*Problem to solve*.
In the listing below, locate the lines that hold the string "Alle". Copy those lines.

-- start --

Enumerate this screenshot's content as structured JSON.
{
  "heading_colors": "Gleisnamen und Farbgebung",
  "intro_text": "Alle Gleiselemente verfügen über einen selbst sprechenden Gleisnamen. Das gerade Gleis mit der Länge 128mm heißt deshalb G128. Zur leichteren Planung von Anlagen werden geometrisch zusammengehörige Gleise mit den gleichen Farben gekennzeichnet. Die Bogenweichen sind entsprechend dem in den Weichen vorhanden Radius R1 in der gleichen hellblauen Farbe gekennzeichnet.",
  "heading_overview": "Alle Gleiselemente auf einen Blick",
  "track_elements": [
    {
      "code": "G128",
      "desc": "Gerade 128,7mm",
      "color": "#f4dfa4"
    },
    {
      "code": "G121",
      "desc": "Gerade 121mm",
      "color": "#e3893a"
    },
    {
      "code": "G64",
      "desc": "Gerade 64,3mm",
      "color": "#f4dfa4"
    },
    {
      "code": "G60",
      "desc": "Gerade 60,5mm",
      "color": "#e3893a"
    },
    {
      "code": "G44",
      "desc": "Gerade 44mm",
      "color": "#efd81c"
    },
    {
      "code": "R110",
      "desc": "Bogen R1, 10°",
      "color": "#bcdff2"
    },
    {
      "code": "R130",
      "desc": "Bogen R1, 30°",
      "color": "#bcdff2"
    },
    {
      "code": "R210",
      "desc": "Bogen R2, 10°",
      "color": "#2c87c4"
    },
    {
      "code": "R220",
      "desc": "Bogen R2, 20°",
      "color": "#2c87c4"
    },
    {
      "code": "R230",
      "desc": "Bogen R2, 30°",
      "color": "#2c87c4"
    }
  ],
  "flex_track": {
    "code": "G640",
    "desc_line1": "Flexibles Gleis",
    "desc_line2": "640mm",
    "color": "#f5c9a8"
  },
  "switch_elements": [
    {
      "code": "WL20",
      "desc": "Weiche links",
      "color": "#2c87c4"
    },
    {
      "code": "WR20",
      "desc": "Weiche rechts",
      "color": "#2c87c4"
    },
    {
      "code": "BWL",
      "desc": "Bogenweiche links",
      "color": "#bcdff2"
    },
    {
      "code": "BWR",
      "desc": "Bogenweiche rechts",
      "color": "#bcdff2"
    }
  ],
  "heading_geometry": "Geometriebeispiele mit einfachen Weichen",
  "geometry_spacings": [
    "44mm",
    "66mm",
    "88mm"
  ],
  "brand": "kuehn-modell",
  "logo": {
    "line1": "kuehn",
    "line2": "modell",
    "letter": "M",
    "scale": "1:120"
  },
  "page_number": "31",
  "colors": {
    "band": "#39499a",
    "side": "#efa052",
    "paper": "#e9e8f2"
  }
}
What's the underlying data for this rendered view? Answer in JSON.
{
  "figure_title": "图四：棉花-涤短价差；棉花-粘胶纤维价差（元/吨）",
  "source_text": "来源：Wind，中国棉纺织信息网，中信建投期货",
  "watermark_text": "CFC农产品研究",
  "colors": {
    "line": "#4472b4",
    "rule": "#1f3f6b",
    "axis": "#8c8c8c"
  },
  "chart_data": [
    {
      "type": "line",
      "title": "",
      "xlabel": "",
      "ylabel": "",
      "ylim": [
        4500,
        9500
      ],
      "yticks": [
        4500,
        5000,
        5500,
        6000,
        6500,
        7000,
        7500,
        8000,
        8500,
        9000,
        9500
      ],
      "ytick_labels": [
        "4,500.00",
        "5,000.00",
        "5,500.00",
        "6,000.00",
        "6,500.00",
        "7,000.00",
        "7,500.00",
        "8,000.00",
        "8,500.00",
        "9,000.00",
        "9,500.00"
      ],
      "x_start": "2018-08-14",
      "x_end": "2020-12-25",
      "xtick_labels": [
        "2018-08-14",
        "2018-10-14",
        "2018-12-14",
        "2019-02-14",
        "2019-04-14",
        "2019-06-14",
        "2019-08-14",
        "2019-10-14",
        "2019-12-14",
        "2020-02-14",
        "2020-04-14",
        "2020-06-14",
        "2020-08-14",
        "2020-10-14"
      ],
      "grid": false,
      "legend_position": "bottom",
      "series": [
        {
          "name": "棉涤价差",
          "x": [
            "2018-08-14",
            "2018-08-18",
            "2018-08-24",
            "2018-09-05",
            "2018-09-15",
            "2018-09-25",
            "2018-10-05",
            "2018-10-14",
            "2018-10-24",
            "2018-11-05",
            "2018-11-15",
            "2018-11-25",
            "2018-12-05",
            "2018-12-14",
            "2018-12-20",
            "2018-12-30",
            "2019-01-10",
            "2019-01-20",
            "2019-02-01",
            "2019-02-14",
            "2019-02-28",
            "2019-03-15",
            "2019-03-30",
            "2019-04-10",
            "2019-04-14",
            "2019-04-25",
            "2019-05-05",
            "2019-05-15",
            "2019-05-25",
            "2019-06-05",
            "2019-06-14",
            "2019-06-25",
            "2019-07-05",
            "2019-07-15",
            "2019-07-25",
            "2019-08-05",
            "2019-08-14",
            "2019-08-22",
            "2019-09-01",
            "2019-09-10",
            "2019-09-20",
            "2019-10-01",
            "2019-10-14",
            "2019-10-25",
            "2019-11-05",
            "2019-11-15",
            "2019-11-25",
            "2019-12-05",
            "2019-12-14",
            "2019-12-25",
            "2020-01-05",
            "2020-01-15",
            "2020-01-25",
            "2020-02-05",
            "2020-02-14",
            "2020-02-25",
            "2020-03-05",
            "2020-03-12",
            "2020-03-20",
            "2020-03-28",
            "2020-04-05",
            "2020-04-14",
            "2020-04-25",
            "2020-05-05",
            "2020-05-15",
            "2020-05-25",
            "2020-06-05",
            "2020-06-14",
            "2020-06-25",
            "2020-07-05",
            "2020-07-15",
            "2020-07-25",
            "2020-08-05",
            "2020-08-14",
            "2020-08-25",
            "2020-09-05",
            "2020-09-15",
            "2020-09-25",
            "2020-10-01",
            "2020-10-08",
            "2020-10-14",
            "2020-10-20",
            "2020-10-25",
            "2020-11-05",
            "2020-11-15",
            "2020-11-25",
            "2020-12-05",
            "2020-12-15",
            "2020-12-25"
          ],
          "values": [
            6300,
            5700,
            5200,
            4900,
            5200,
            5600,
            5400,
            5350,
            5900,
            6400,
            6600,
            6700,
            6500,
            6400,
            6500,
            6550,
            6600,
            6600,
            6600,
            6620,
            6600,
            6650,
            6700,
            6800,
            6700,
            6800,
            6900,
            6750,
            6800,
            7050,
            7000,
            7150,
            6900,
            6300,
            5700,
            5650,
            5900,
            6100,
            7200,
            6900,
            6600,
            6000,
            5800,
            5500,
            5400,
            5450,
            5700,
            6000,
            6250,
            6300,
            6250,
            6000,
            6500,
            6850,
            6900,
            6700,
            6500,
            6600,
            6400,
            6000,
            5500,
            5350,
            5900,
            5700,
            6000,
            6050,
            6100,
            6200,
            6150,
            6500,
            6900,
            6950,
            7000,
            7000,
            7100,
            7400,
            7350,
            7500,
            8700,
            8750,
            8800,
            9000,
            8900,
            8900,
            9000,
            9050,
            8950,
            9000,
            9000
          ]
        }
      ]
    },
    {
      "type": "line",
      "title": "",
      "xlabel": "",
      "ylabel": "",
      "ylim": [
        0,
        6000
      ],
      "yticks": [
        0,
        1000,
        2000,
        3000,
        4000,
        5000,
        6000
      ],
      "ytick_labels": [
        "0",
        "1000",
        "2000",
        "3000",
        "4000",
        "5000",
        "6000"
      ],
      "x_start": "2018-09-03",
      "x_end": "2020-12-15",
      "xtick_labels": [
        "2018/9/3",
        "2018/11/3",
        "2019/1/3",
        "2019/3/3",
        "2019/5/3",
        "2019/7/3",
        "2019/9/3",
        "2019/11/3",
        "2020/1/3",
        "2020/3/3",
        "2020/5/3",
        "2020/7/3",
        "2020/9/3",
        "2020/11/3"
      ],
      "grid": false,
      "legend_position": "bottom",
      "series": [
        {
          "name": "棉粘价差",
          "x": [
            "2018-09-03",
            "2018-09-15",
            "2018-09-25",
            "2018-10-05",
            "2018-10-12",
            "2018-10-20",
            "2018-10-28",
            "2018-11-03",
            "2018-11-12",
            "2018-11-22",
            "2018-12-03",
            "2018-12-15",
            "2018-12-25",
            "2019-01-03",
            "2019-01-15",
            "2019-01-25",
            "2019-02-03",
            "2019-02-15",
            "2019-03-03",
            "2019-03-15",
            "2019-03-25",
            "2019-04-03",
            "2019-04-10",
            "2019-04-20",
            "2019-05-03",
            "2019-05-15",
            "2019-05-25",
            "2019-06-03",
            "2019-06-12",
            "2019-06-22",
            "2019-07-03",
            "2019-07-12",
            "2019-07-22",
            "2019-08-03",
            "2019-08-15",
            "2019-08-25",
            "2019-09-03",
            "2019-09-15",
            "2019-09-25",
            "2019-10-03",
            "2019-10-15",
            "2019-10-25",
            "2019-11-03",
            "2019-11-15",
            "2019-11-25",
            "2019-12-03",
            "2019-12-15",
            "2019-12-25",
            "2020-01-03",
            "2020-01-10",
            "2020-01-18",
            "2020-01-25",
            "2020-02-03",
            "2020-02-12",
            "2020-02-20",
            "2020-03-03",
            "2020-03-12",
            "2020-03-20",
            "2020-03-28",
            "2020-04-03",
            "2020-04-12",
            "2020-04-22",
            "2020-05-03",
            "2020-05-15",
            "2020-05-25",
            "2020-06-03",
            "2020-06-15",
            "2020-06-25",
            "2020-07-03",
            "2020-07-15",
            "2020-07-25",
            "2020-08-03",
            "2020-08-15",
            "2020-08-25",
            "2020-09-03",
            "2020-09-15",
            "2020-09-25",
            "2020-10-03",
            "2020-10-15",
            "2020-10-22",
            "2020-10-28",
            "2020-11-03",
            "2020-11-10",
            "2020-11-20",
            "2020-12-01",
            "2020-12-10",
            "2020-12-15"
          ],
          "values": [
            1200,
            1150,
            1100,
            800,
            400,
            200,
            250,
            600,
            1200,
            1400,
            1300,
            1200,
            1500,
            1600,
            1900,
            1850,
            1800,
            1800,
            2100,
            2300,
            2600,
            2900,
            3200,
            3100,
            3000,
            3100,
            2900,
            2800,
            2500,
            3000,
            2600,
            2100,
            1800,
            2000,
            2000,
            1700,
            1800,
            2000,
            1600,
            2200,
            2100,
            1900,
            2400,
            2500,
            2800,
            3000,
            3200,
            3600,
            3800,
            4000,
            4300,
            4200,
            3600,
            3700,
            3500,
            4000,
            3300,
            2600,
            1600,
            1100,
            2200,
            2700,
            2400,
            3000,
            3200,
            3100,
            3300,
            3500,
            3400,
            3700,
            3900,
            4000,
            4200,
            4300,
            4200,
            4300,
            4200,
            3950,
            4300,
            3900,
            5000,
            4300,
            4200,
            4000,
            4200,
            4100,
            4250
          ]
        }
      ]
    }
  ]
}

-- end --

*Task answer*.
  "intro_text": "Alle Gleiselemente verfügen über einen selbst sprechenden Gleisnamen. Das gerade Gleis mit der Länge 128mm heißt deshalb G128. Zur leichteren Planung von Anlagen werden geometrisch zusammengehörige Gleise mit den gleichen Farben gekennzeichnet. Die Bogenweichen sind entsprechend dem in den Weichen vorhanden Radius R1 in der gleichen hellblauen Farbe gekennzeichnet.",
  "heading_overview": "Alle Gleiselemente auf einen Blick",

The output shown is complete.